DIRECTIONS
Return all lines that include the string "text".

TASK INPUT
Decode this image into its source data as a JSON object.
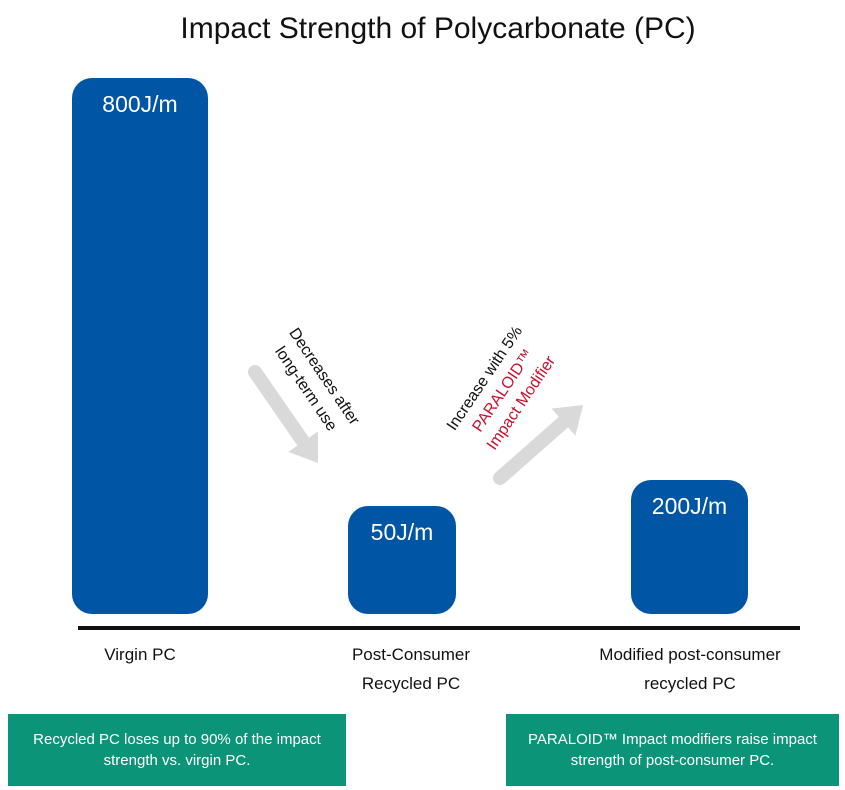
{
  "chart_data": {
    "type": "bar",
    "title": "Impact Strength of Polycarbonate (PC)",
    "xlabel": "",
    "ylabel": "",
    "unit": "J/m",
    "ylim": [
      0,
      800
    ],
    "grid": false,
    "categories": [
      {
        "lines": [
          "Virgin PC"
        ]
      },
      {
        "lines": [
          "Post-Consumer",
          "Recycled PC"
        ]
      },
      {
        "lines": [
          "Modified post-consumer",
          "recycled PC"
        ]
      }
    ],
    "values": [
      800,
      50,
      200
    ],
    "data_labels": [
      "800J/m",
      "50J/m",
      "200J/m"
    ],
    "annotations": [
      {
        "lines": [
          {
            "text": "Decreases after",
            "color": "#111111"
          },
          {
            "text": "long-term use",
            "color": "#111111"
          }
        ]
      },
      {
        "lines": [
          {
            "text": "Increase with 5%",
            "color": "#111111"
          },
          {
            "text": "PARALOID™",
            "color": "#c8102e"
          },
          {
            "text": "Impact Modifier",
            "color": "#c8102e"
          }
        ]
      }
    ]
  },
  "callouts": {
    "left": "Recycled PC loses up to 90% of the impact strength vs. virgin PC.",
    "right": "PARALOID™ Impact modifiers raise impact strength of post-consumer PC."
  },
  "colors": {
    "bar": "#0055a5",
    "axis": "#111111",
    "arrow": "#d9d9d9",
    "callout_bg": "#0b9478",
    "highlight": "#c8102e",
    "text": "#111111"
  }
}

ANSWER TO THIS TASK
            "text": "Decreases after",
            "text": "long-term use",
            "text": "Increase with 5%",
            "text": "PARALOID™",
            "text": "Impact Modifier",
    "text": "#111111"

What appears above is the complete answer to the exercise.